▶ _Required work_: How many lines in the records below hold the string "Reinhard"? Answer with the number alone.

▶ _Stored entries_:
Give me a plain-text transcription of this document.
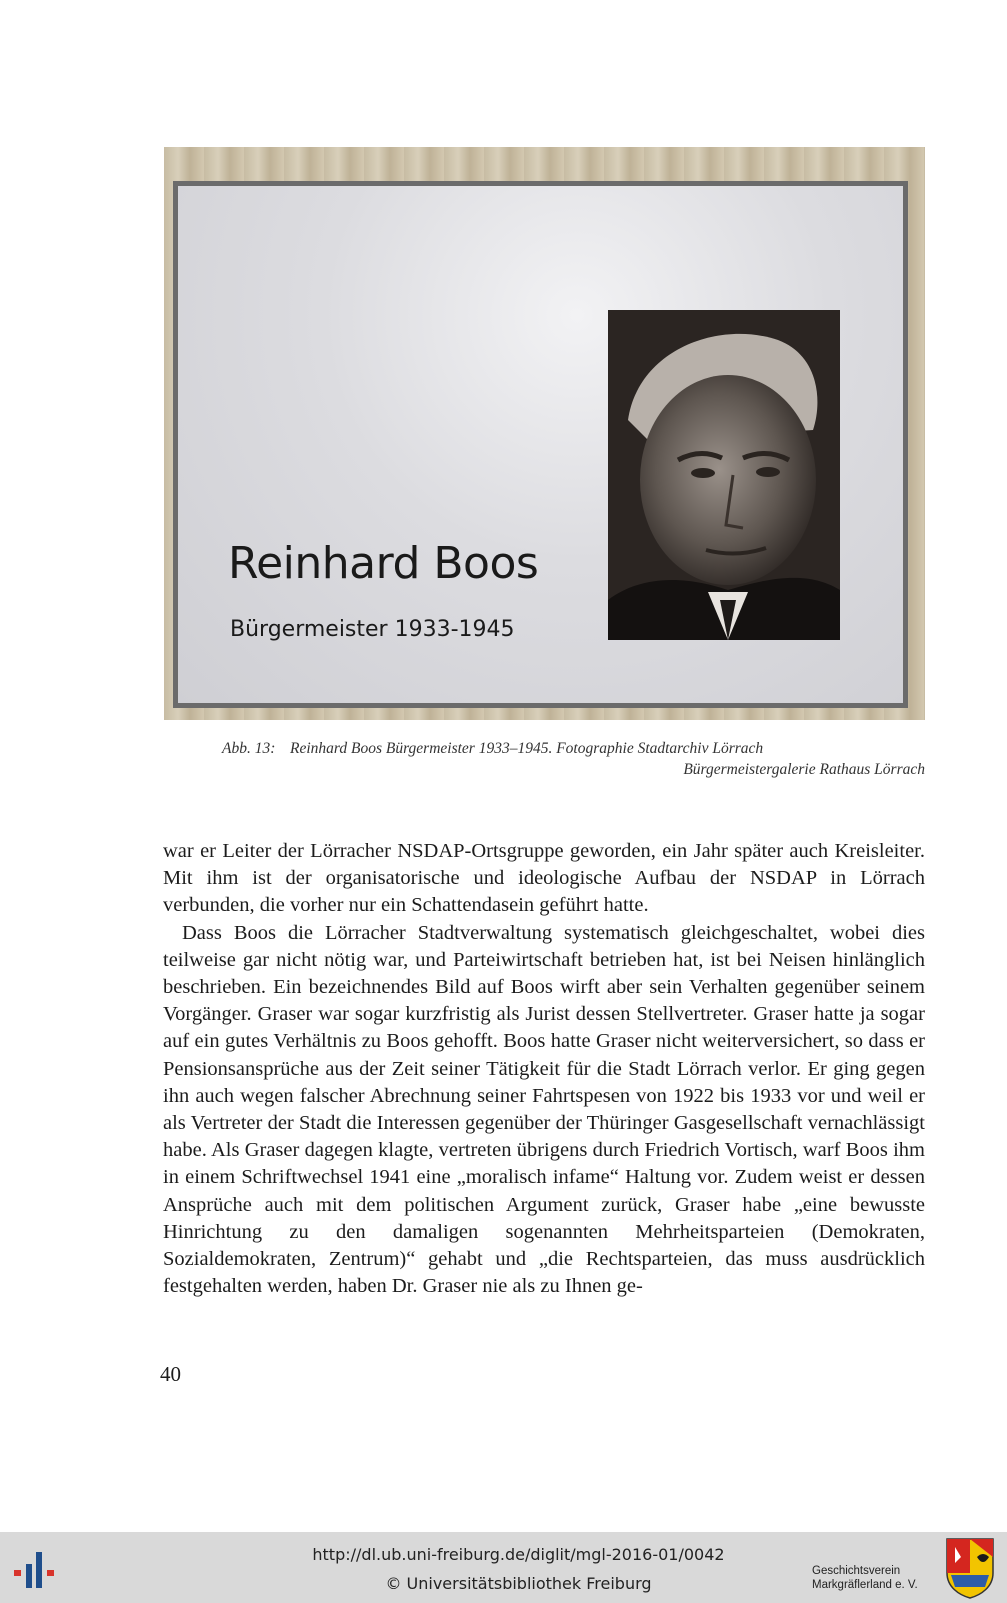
Reinhard Boos
Bürgermeister 1933-1945
Abb. 13: Reinhard Boos Bürgermeister 1933–1945. Fotographie Stadtarchiv Lörrach
Bürgermeistergalerie Rathaus Lörrach

war er Leiter der Lörracher NSDAP-Ortsgruppe geworden, ein Jahr später auch Kreisleiter. Mit ihm ist der organisatorische und ideologische Aufbau der NSDAP in Lörrach verbunden, die vorher nur ein Schattendasein geführt hatte.

Dass Boos die Lörracher Stadtverwaltung systematisch gleichgeschaltet, wobei dies teilweise gar nicht nötig war, und Parteiwirtschaft betrieben hat, ist bei Neisen hinlänglich beschrieben. Ein bezeichnendes Bild auf Boos wirft aber sein Verhalten gegenüber seinem Vorgänger. Graser war sogar kurzfristig als Jurist dessen Stellvertreter. Graser hatte ja sogar auf ein gutes Verhältnis zu Boos gehofft. Boos hatte Graser nicht weiterversichert, so dass er Pensionsansprüche aus der Zeit seiner Tätigkeit für die Stadt Lörrach verlor. Er ging gegen ihn auch wegen falscher Abrechnung seiner Fahrtspesen von 1922 bis 1933 vor und weil er als Vertreter der Stadt die Interessen gegenüber der Thüringer Gasgesellschaft vernachlässigt habe. Als Graser dagegen klagte, vertreten übrigens durch Friedrich Vortisch, warf Boos ihm in einem Schriftwechsel 1941 eine „moralisch infame“ Haltung vor. Zudem weist er dessen Ansprüche auch mit dem politischen Argument zurück, Graser habe „eine bewusste Hinrichtung zu den damaligen sogenannten Mehrheitsparteien (Demokraten, Sozialdemokraten, Zentrum)“ gehabt und „die Rechtsparteien, das muss ausdrücklich festgehalten werden, haben Dr. Graser nie als zu Ihnen ge-

40
http://dl.ub.uni-freiburg.de/diglit/mgl-2016-01/0042
© Universitätsbibliothek Freiburg
Geschichtsverein
Markgräflerland e. V.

▶ _Finished exercise_: 2